(Directive):
Give the data again exactly as written, skipping any pictures.

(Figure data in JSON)
▬▬▬▬▬▬

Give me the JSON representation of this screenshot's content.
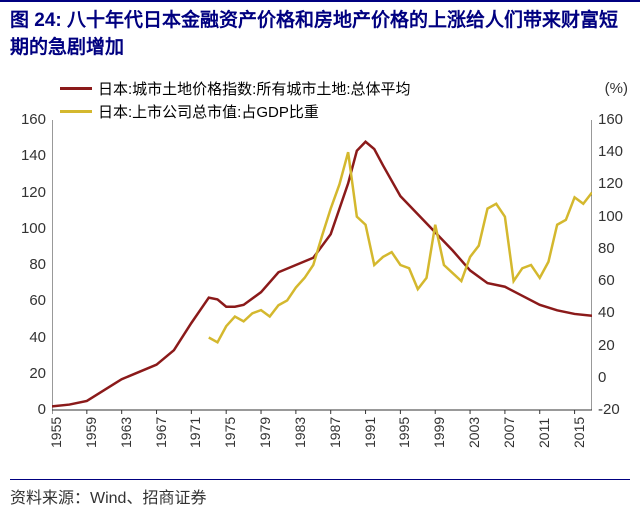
{
  "title": "图 24: 八十年代日本金融资产价格和房地产价格的上涨给人们带来财富短期的急剧增加",
  "legend": {
    "series1": {
      "label": "日本:城市土地价格指数:所有城市土地:总体平均",
      "color": "#8b1a1a"
    },
    "series2": {
      "label": "日本:上市公司总市值:占GDP比重",
      "color": "#d4b82e"
    }
  },
  "right_unit": "(%)",
  "source": "资料来源：Wind、招商证券",
  "chart": {
    "type": "line",
    "background_color": "#ffffff",
    "grid_color": "#d0d0d0",
    "axis_color": "#333333",
    "line_width": 2.5,
    "left_axis": {
      "min": 0,
      "max": 160,
      "step": 20
    },
    "right_axis": {
      "min": -20,
      "max": 160,
      "step": 20
    },
    "x_years": [
      1955,
      1959,
      1963,
      1967,
      1971,
      1975,
      1979,
      1983,
      1987,
      1991,
      1995,
      1999,
      2003,
      2007,
      2011,
      2015
    ],
    "x_min": 1955,
    "x_max": 2017,
    "series1_data": [
      [
        1955,
        2
      ],
      [
        1957,
        3
      ],
      [
        1959,
        5
      ],
      [
        1961,
        11
      ],
      [
        1963,
        17
      ],
      [
        1965,
        21
      ],
      [
        1967,
        25
      ],
      [
        1969,
        33
      ],
      [
        1971,
        48
      ],
      [
        1972,
        55
      ],
      [
        1973,
        62
      ],
      [
        1974,
        61
      ],
      [
        1975,
        57
      ],
      [
        1976,
        57
      ],
      [
        1977,
        58
      ],
      [
        1979,
        65
      ],
      [
        1981,
        76
      ],
      [
        1983,
        80
      ],
      [
        1985,
        84
      ],
      [
        1987,
        97
      ],
      [
        1989,
        125
      ],
      [
        1990,
        143
      ],
      [
        1991,
        148
      ],
      [
        1992,
        144
      ],
      [
        1993,
        135
      ],
      [
        1995,
        118
      ],
      [
        1997,
        108
      ],
      [
        1999,
        98
      ],
      [
        2001,
        88
      ],
      [
        2003,
        77
      ],
      [
        2005,
        70
      ],
      [
        2007,
        68
      ],
      [
        2009,
        63
      ],
      [
        2011,
        58
      ],
      [
        2013,
        55
      ],
      [
        2015,
        53
      ],
      [
        2017,
        52
      ]
    ],
    "series2_data": [
      [
        1973,
        25
      ],
      [
        1974,
        22
      ],
      [
        1975,
        32
      ],
      [
        1976,
        38
      ],
      [
        1977,
        35
      ],
      [
        1978,
        40
      ],
      [
        1979,
        42
      ],
      [
        1980,
        38
      ],
      [
        1981,
        45
      ],
      [
        1982,
        48
      ],
      [
        1983,
        56
      ],
      [
        1984,
        62
      ],
      [
        1985,
        70
      ],
      [
        1986,
        88
      ],
      [
        1987,
        105
      ],
      [
        1988,
        120
      ],
      [
        1989,
        140
      ],
      [
        1990,
        100
      ],
      [
        1991,
        95
      ],
      [
        1992,
        70
      ],
      [
        1993,
        75
      ],
      [
        1994,
        78
      ],
      [
        1995,
        70
      ],
      [
        1996,
        68
      ],
      [
        1997,
        55
      ],
      [
        1998,
        62
      ],
      [
        1999,
        95
      ],
      [
        2000,
        70
      ],
      [
        2001,
        65
      ],
      [
        2002,
        60
      ],
      [
        2003,
        75
      ],
      [
        2004,
        82
      ],
      [
        2005,
        105
      ],
      [
        2006,
        108
      ],
      [
        2007,
        100
      ],
      [
        2008,
        60
      ],
      [
        2009,
        68
      ],
      [
        2010,
        70
      ],
      [
        2011,
        62
      ],
      [
        2012,
        72
      ],
      [
        2013,
        95
      ],
      [
        2014,
        98
      ],
      [
        2015,
        112
      ],
      [
        2016,
        108
      ],
      [
        2017,
        115
      ]
    ]
  }
}
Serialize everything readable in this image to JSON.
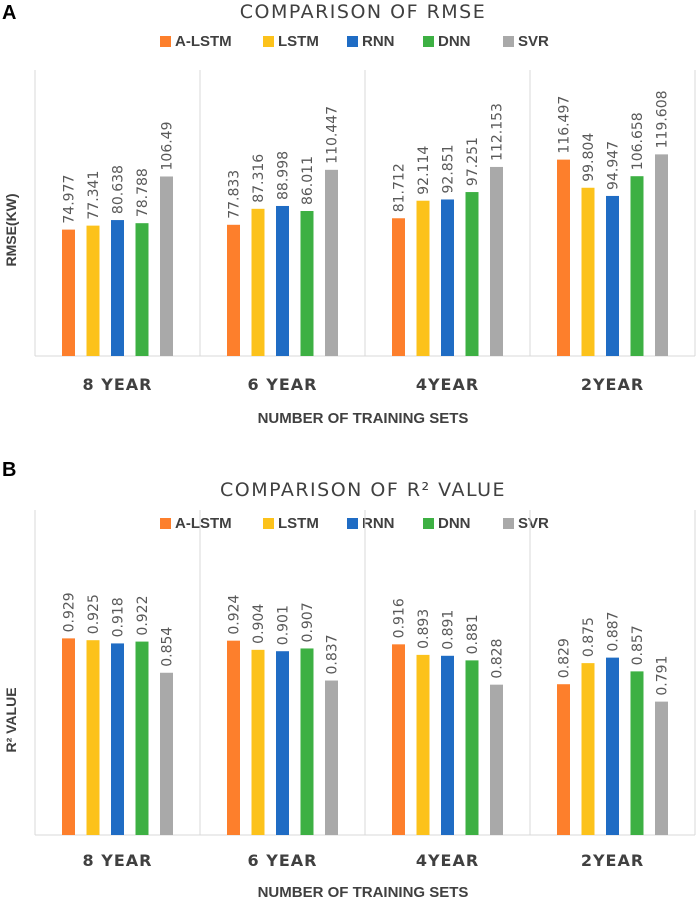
{
  "colors": {
    "A-LSTM": "#fd7f2c",
    "LSTM": "#fcc21b",
    "RNN": "#1f6cc4",
    "DNN": "#3db043",
    "SVR": "#a9a9a9"
  },
  "chart_data": [
    {
      "panel": "A",
      "type": "bar",
      "title": "COMPARISON OF RMSE",
      "xlabel": "NUMBER OF TRAINING SETS",
      "ylabel": "RMSE(KW)",
      "ylim": [
        0,
        140
      ],
      "grid": false,
      "legend_position": "top",
      "categories": [
        "8 YEAR",
        "6 YEAR",
        "4YEAR",
        "2YEAR"
      ],
      "series": [
        {
          "name": "A-LSTM",
          "values": [
            74.977,
            77.833,
            81.712,
            116.497
          ],
          "labels": [
            "74.977",
            "77.833",
            "81.712",
            "116.497"
          ]
        },
        {
          "name": "LSTM",
          "values": [
            77.341,
            87.316,
            92.114,
            99.804
          ],
          "labels": [
            "77.341",
            "87.316",
            "92.114",
            "99.804"
          ]
        },
        {
          "name": "RNN",
          "values": [
            80.638,
            88.998,
            92.851,
            94.947
          ],
          "labels": [
            "80.638",
            "88.998",
            "92.851",
            "94.947"
          ]
        },
        {
          "name": "DNN",
          "values": [
            78.788,
            86.011,
            97.251,
            106.658
          ],
          "labels": [
            "78.788",
            "86.011",
            "97.251",
            "106.658"
          ]
        },
        {
          "name": "SVR",
          "values": [
            106.49,
            110.447,
            112.153,
            119.608
          ],
          "labels": [
            "106.49",
            "110.447",
            "112.153",
            "119.608"
          ]
        }
      ]
    },
    {
      "panel": "B",
      "type": "bar",
      "title": "COMPARISON OF R² VALUE",
      "xlabel": "NUMBER OF TRAINING SETS",
      "ylabel": "R² VALUE",
      "ylim": [
        0.5,
        1.1
      ],
      "grid": false,
      "legend_position": "top",
      "categories": [
        "8 YEAR",
        "6 YEAR",
        "4YEAR",
        "2YEAR"
      ],
      "series": [
        {
          "name": "A-LSTM",
          "values": [
            0.929,
            0.924,
            0.916,
            0.829
          ],
          "labels": [
            "0.929",
            "0.924",
            "0.916",
            "0.829"
          ]
        },
        {
          "name": "LSTM",
          "values": [
            0.925,
            0.904,
            0.893,
            0.875
          ],
          "labels": [
            "0.925",
            "0.904",
            "0.893",
            "0.875"
          ]
        },
        {
          "name": "RNN",
          "values": [
            0.918,
            0.901,
            0.891,
            0.887
          ],
          "labels": [
            "0.918",
            "0.901",
            "0.891",
            "0.887"
          ]
        },
        {
          "name": "DNN",
          "values": [
            0.922,
            0.907,
            0.881,
            0.857
          ],
          "labels": [
            "0.922",
            "0.907",
            "0.881",
            "0.857"
          ]
        },
        {
          "name": "SVR",
          "values": [
            0.854,
            0.837,
            0.828,
            0.791
          ],
          "labels": [
            "0.854",
            "0.837",
            "0.828",
            "0.791"
          ]
        }
      ]
    }
  ]
}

▬▬▬▬▬▬

(Written answer):
Give me the JSON representation of this screenshot's content.
{
  "title": "图 24: 八十年代日本金融资产价格和房地产价格的上涨给人们带来财富短期的急剧增加",
  "legend": {
    "series1": {
      "label": "日本:城市土地价格指数:所有城市土地:总体平均",
      "color": "#8b1a1a"
    },
    "series2": {
      "label": "日本:上市公司总市值:占GDP比重",
      "color": "#d4b82e"
    }
  },
  "right_unit": "(%)",
  "source": "资料来源：Wind、招商证券",
  "chart": {
    "type": "line",
    "background_color": "#ffffff",
    "grid_color": "#d0d0d0",
    "axis_color": "#333333",
    "line_width": 2.5,
    "left_axis": {
      "min": 0,
      "max": 160,
      "step": 20
    },
    "right_axis": {
      "min": -20,
      "max": 160,
      "step": 20
    },
    "x_years": [
      1955,
      1959,
      1963,
      1967,
      1971,
      1975,
      1979,
      1983,
      1987,
      1991,
      1995,
      1999,
      2003,
      2007,
      2011,
      2015
    ],
    "x_min": 1955,
    "x_max": 2017,
    "series1_data": [
      [
        1955,
        2
      ],
      [
        1957,
        3
      ],
      [
        1959,
        5
      ],
      [
        1961,
        11
      ],
      [
        1963,
        17
      ],
      [
        1965,
        21
      ],
      [
        1967,
        25
      ],
      [
        1969,
        33
      ],
      [
        1971,
        48
      ],
      [
        1972,
        55
      ],
      [
        1973,
        62
      ],
      [
        1974,
        61
      ],
      [
        1975,
        57
      ],
      [
        1976,
        57
      ],
      [
        1977,
        58
      ],
      [
        1979,
        65
      ],
      [
        1981,
        76
      ],
      [
        1983,
        80
      ],
      [
        1985,
        84
      ],
      [
        1987,
        97
      ],
      [
        1989,
        125
      ],
      [
        1990,
        143
      ],
      [
        1991,
        148
      ],
      [
        1992,
        144
      ],
      [
        1993,
        135
      ],
      [
        1995,
        118
      ],
      [
        1997,
        108
      ],
      [
        1999,
        98
      ],
      [
        2001,
        88
      ],
      [
        2003,
        77
      ],
      [
        2005,
        70
      ],
      [
        2007,
        68
      ],
      [
        2009,
        63
      ],
      [
        2011,
        58
      ],
      [
        2013,
        55
      ],
      [
        2015,
        53
      ],
      [
        2017,
        52
      ]
    ],
    "series2_data": [
      [
        1973,
        25
      ],
      [
        1974,
        22
      ],
      [
        1975,
        32
      ],
      [
        1976,
        38
      ],
      [
        1977,
        35
      ],
      [
        1978,
        40
      ],
      [
        1979,
        42
      ],
      [
        1980,
        38
      ],
      [
        1981,
        45
      ],
      [
        1982,
        48
      ],
      [
        1983,
        56
      ],
      [
        1984,
        62
      ],
      [
        1985,
        70
      ],
      [
        1986,
        88
      ],
      [
        1987,
        105
      ],
      [
        1988,
        120
      ],
      [
        1989,
        140
      ],
      [
        1990,
        100
      ],
      [
        1991,
        95
      ],
      [
        1992,
        70
      ],
      [
        1993,
        75
      ],
      [
        1994,
        78
      ],
      [
        1995,
        70
      ],
      [
        1996,
        68
      ],
      [
        1997,
        55
      ],
      [
        1998,
        62
      ],
      [
        1999,
        95
      ],
      [
        2000,
        70
      ],
      [
        2001,
        65
      ],
      [
        2002,
        60
      ],
      [
        2003,
        75
      ],
      [
        2004,
        82
      ],
      [
        2005,
        105
      ],
      [
        2006,
        108
      ],
      [
        2007,
        100
      ],
      [
        2008,
        60
      ],
      [
        2009,
        68
      ],
      [
        2010,
        70
      ],
      [
        2011,
        62
      ],
      [
        2012,
        72
      ],
      [
        2013,
        95
      ],
      [
        2014,
        98
      ],
      [
        2015,
        112
      ],
      [
        2016,
        108
      ],
      [
        2017,
        115
      ]
    ]
  }
}
Serialize everything readable in this image to JSON.
{
  "colors": {
    "A-LSTM": "#fd7f2c",
    "LSTM": "#fcc21b",
    "RNN": "#1f6cc4",
    "DNN": "#3db043",
    "SVR": "#a9a9a9"
  },
  "chart_data": [
    {
      "panel": "A",
      "type": "bar",
      "title": "COMPARISON OF RMSE",
      "xlabel": "NUMBER OF TRAINING SETS",
      "ylabel": "RMSE(KW)",
      "ylim": [
        0,
        140
      ],
      "grid": false,
      "legend_position": "top",
      "categories": [
        "8 YEAR",
        "6 YEAR",
        "4YEAR",
        "2YEAR"
      ],
      "series": [
        {
          "name": "A-LSTM",
          "values": [
            74.977,
            77.833,
            81.712,
            116.497
          ],
          "labels": [
            "74.977",
            "77.833",
            "81.712",
            "116.497"
          ]
        },
        {
          "name": "LSTM",
          "values": [
            77.341,
            87.316,
            92.114,
            99.804
          ],
          "labels": [
            "77.341",
            "87.316",
            "92.114",
            "99.804"
          ]
        },
        {
          "name": "RNN",
          "values": [
            80.638,
            88.998,
            92.851,
            94.947
          ],
          "labels": [
            "80.638",
            "88.998",
            "92.851",
            "94.947"
          ]
        },
        {
          "name": "DNN",
          "values": [
            78.788,
            86.011,
            97.251,
            106.658
          ],
          "labels": [
            "78.788",
            "86.011",
            "97.251",
            "106.658"
          ]
        },
        {
          "name": "SVR",
          "values": [
            106.49,
            110.447,
            112.153,
            119.608
          ],
          "labels": [
            "106.49",
            "110.447",
            "112.153",
            "119.608"
          ]
        }
      ]
    },
    {
      "panel": "B",
      "type": "bar",
      "title": "COMPARISON OF R² VALUE",
      "xlabel": "NUMBER OF TRAINING SETS",
      "ylabel": "R² VALUE",
      "ylim": [
        0.5,
        1.1
      ],
      "grid": false,
      "legend_position": "top",
      "categories": [
        "8 YEAR",
        "6 YEAR",
        "4YEAR",
        "2YEAR"
      ],
      "series": [
        {
          "name": "A-LSTM",
          "values": [
            0.929,
            0.924,
            0.916,
            0.829
          ],
          "labels": [
            "0.929",
            "0.924",
            "0.916",
            "0.829"
          ]
        },
        {
          "name": "LSTM",
          "values": [
            0.925,
            0.904,
            0.893,
            0.875
          ],
          "labels": [
            "0.925",
            "0.904",
            "0.893",
            "0.875"
          ]
        },
        {
          "name": "RNN",
          "values": [
            0.918,
            0.901,
            0.891,
            0.887
          ],
          "labels": [
            "0.918",
            "0.901",
            "0.891",
            "0.887"
          ]
        },
        {
          "name": "DNN",
          "values": [
            0.922,
            0.907,
            0.881,
            0.857
          ],
          "labels": [
            "0.922",
            "0.907",
            "0.881",
            "0.857"
          ]
        },
        {
          "name": "SVR",
          "values": [
            0.854,
            0.837,
            0.828,
            0.791
          ],
          "labels": [
            "0.854",
            "0.837",
            "0.828",
            "0.791"
          ]
        }
      ]
    }
  ]
}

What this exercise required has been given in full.